## GOAL:
Repeat the listing in full, word for word.

## RECORDS PROVIDED:
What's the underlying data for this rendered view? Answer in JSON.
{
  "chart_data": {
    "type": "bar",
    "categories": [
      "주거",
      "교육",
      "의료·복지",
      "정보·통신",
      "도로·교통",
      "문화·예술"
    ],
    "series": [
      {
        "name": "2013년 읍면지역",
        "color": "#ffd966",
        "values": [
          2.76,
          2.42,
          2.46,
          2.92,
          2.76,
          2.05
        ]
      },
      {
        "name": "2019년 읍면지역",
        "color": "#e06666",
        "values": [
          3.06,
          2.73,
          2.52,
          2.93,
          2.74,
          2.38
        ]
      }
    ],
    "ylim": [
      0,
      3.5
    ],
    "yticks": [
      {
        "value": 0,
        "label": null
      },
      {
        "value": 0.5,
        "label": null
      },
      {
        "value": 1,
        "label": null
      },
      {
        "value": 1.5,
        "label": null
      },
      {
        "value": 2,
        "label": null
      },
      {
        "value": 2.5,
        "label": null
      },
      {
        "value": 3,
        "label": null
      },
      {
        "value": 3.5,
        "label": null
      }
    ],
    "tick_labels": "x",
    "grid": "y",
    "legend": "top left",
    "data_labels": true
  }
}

## FULL OUTPUT:
What's the underlying data for this rendered view? Answer in JSON.
{
  "chart_data": {
    "type": "bar",
    "categories": [
      "주거",
      "교육",
      "의료·복지",
      "정보·통신",
      "도로·교통",
      "문화·예술"
    ],
    "series": [
      {
        "name": "2013년 읍면지역",
        "color": "#ffd966",
        "values": [
          2.76,
          2.42,
          2.46,
          2.92,
          2.76,
          2.05
        ]
      },
      {
        "name": "2019년 읍면지역",
        "color": "#e06666",
        "values": [
          3.06,
          2.73,
          2.52,
          2.93,
          2.74,
          2.38
        ]
      }
    ],
    "ylim": [
      0,
      3.5
    ],
    "yticks": [
      {
        "value": 0,
        "label": null
      },
      {
        "value": 0.5,
        "label": null
      },
      {
        "value": 1,
        "label": null
      },
      {
        "value": 1.5,
        "label": null
      },
      {
        "value": 2,
        "label": null
      },
      {
        "value": 2.5,
        "label": null
      },
      {
        "value": 3,
        "label": null
      },
      {
        "value": 3.5,
        "label": null
      }
    ],
    "tick_labels": "x",
    "grid": "y",
    "legend": "top left",
    "data_labels": true
  }
}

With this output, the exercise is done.